**** Dataset excerpts ****

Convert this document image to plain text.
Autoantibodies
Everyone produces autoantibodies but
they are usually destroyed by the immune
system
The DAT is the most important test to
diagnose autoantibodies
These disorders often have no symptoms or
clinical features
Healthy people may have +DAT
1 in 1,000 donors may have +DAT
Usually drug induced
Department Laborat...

****

# Assigned task
Repeat each line of the data exactly, missing none.

# Answer to this exercise
Convert this document image to plain text.
Autoantibodies
Everyone produces autoantibodies but
they are usually destroyed by the immune
system
The DAT is the most important test to
diagnose autoantibodies
These disorders often have no symptoms or
clinical features
Healthy people may have +DAT
1 in 1,000 donors may have +DAT
Usually drug induced
Department Laborat...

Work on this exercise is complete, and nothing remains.